### WHAT YOU WILL DO:
Omit every picture and output the rest of the records exactly as they are.

### SUPPLIED RECORDS:
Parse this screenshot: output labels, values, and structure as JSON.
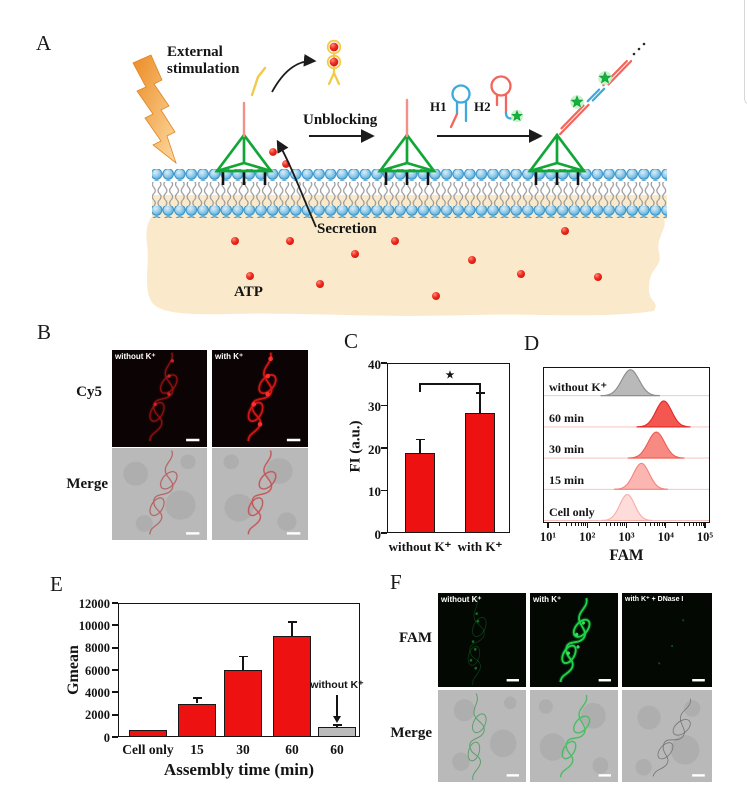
{
  "panels": {
    "a": {
      "letter": "A",
      "external_line1": "External",
      "external_line2": "stimulation",
      "unblocking": "Unblocking",
      "h1": "H1",
      "h2": "H2",
      "secretion": "Secretion",
      "atp": "ATP"
    },
    "b": {
      "letter": "B",
      "row_labels": [
        "Cy5",
        "Merge"
      ],
      "image_labels": [
        "without K⁺",
        "with K⁺"
      ]
    },
    "c": {
      "letter": "C"
    },
    "d": {
      "letter": "D"
    },
    "e": {
      "letter": "E"
    },
    "f": {
      "letter": "F",
      "row_labels": [
        "FAM",
        "Merge"
      ],
      "image_labels": [
        "without K⁺",
        "with K⁺",
        "with K⁺ + DNase I"
      ]
    }
  },
  "colors": {
    "bar_red": "#ee1111",
    "bar_gray": "#bcbcbc",
    "tetra_green": "#12a637",
    "membrane_blue": "#3f9fd4",
    "interior_tan": "#faeacb",
    "cy5_red": "#d31515",
    "fam_green": "#22d14a"
  },
  "chart_data": [
    {
      "id": "panel_c",
      "type": "bar",
      "title": "",
      "xlabel": "",
      "ylabel": "FI (a.u.)",
      "ylim": [
        0,
        40
      ],
      "yticks": [
        0,
        10,
        20,
        30,
        40
      ],
      "categories": [
        "without K⁺",
        "with K⁺"
      ],
      "values": [
        18.8,
        28.3
      ],
      "errors": [
        3.2,
        4.7
      ],
      "bar_color": "#ee1111",
      "significance": {
        "pair": [
          0,
          1
        ],
        "label": "★"
      },
      "grid": false,
      "legend": "none"
    },
    {
      "id": "panel_d",
      "type": "flow_histograms",
      "xlabel": "FAM",
      "xscale": "log",
      "xlim_log": [
        1,
        5
      ],
      "xticks": [
        "10¹",
        "10²",
        "10³",
        "10⁴",
        "10⁵"
      ],
      "series": [
        {
          "label": "without K⁺",
          "peak_value": 1250,
          "peak_log": 3.1,
          "sigma_log": 0.22,
          "fill": "#b9b9b9",
          "line": "#8a8a8a"
        },
        {
          "label": "60 min",
          "peak_value": 8900,
          "peak_log": 3.95,
          "sigma_log": 0.2,
          "fill": "#f4574f",
          "line": "#e02a26"
        },
        {
          "label": "30 min",
          "peak_value": 5750,
          "peak_log": 3.76,
          "sigma_log": 0.21,
          "fill": "#f88a84",
          "line": "#ef5a52"
        },
        {
          "label": "15 min",
          "peak_value": 2400,
          "peak_log": 3.38,
          "sigma_log": 0.2,
          "fill": "#fbb6b2",
          "line": "#f4827c"
        },
        {
          "label": "Cell only",
          "peak_value": 1050,
          "peak_log": 3.02,
          "sigma_log": 0.19,
          "fill": "#fddcda",
          "line": "#f8aca8"
        }
      ],
      "grid": false,
      "legend": "row-labels-left"
    },
    {
      "id": "panel_e",
      "type": "bar",
      "title": "",
      "xlabel": "Assembly time (min)",
      "ylabel": "Gmean",
      "ylim": [
        0,
        12000
      ],
      "yticks": [
        0,
        2000,
        4000,
        6000,
        8000,
        10000,
        12000
      ],
      "categories": [
        "Cell only",
        "15",
        "30",
        "60",
        "60"
      ],
      "values": [
        600,
        3000,
        6000,
        9050,
        900
      ],
      "errors": [
        0,
        500,
        1200,
        1250,
        180
      ],
      "bar_colors": [
        "#ee1111",
        "#ee1111",
        "#ee1111",
        "#ee1111",
        "#bcbcbc"
      ],
      "annotation": {
        "text": "without K⁺",
        "target_index": 4
      },
      "grid": false,
      "legend": "none"
    }
  ]
}
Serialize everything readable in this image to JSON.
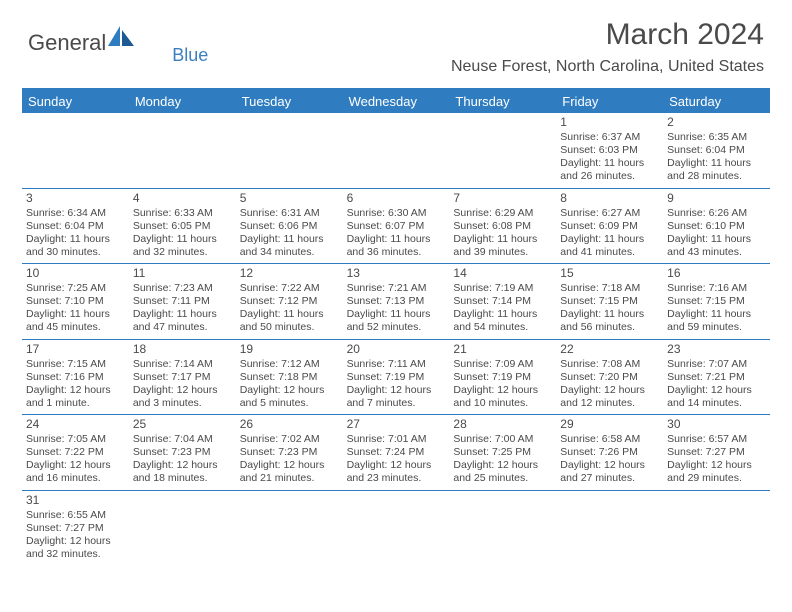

### ANSWER FOR THIS EXERCISE:
Parse this screenshot: output labels, values, and structure as JSON.
{
  "panels": {
    "a": {
      "letter": "A",
      "external_line1": "External",
      "external_line2": "stimulation",
      "unblocking": "Unblocking",
      "h1": "H1",
      "h2": "H2",
      "secretion": "Secretion",
      "atp": "ATP"
    },
    "b": {
      "letter": "B",
      "row_labels": [
        "Cy5",
        "Merge"
      ],
      "image_labels": [
        "without K⁺",
        "with K⁺"
      ]
    },
    "c": {
      "letter": "C"
    },
    "d": {
      "letter": "D"
    },
    "e": {
      "letter": "E"
    },
    "f": {
      "letter": "F",
      "row_labels": [
        "FAM",
        "Merge"
      ],
      "image_labels": [
        "without K⁺",
        "with K⁺",
        "with K⁺ + DNase I"
      ]
    }
  },
  "colors": {
    "bar_red": "#ee1111",
    "bar_gray": "#bcbcbc",
    "tetra_green": "#12a637",
    "membrane_blue": "#3f9fd4",
    "interior_tan": "#faeacb",
    "cy5_red": "#d31515",
    "fam_green": "#22d14a"
  },
  "chart_data": [
    {
      "id": "panel_c",
      "type": "bar",
      "title": "",
      "xlabel": "",
      "ylabel": "FI (a.u.)",
      "ylim": [
        0,
        40
      ],
      "yticks": [
        0,
        10,
        20,
        30,
        40
      ],
      "categories": [
        "without K⁺",
        "with K⁺"
      ],
      "values": [
        18.8,
        28.3
      ],
      "errors": [
        3.2,
        4.7
      ],
      "bar_color": "#ee1111",
      "significance": {
        "pair": [
          0,
          1
        ],
        "label": "★"
      },
      "grid": false,
      "legend": "none"
    },
    {
      "id": "panel_d",
      "type": "flow_histograms",
      "xlabel": "FAM",
      "xscale": "log",
      "xlim_log": [
        1,
        5
      ],
      "xticks": [
        "10¹",
        "10²",
        "10³",
        "10⁴",
        "10⁵"
      ],
      "series": [
        {
          "label": "without K⁺",
          "peak_value": 1250,
          "peak_log": 3.1,
          "sigma_log": 0.22,
          "fill": "#b9b9b9",
          "line": "#8a8a8a"
        },
        {
          "label": "60 min",
          "peak_value": 8900,
          "peak_log": 3.95,
          "sigma_log": 0.2,
          "fill": "#f4574f",
          "line": "#e02a26"
        },
        {
          "label": "30 min",
          "peak_value": 5750,
          "peak_log": 3.76,
          "sigma_log": 0.21,
          "fill": "#f88a84",
          "line": "#ef5a52"
        },
        {
          "label": "15 min",
          "peak_value": 2400,
          "peak_log": 3.38,
          "sigma_log": 0.2,
          "fill": "#fbb6b2",
          "line": "#f4827c"
        },
        {
          "label": "Cell only",
          "peak_value": 1050,
          "peak_log": 3.02,
          "sigma_log": 0.19,
          "fill": "#fddcda",
          "line": "#f8aca8"
        }
      ],
      "grid": false,
      "legend": "row-labels-left"
    },
    {
      "id": "panel_e",
      "type": "bar",
      "title": "",
      "xlabel": "Assembly time (min)",
      "ylabel": "Gmean",
      "ylim": [
        0,
        12000
      ],
      "yticks": [
        0,
        2000,
        4000,
        6000,
        8000,
        10000,
        12000
      ],
      "categories": [
        "Cell only",
        "15",
        "30",
        "60",
        "60"
      ],
      "values": [
        600,
        3000,
        6000,
        9050,
        900
      ],
      "errors": [
        0,
        500,
        1200,
        1250,
        180
      ],
      "bar_colors": [
        "#ee1111",
        "#ee1111",
        "#ee1111",
        "#ee1111",
        "#bcbcbc"
      ],
      "annotation": {
        "text": "without K⁺",
        "target_index": 4
      },
      "grid": false,
      "legend": "none"
    }
  ]
}
Serialize everything readable in this image to JSON.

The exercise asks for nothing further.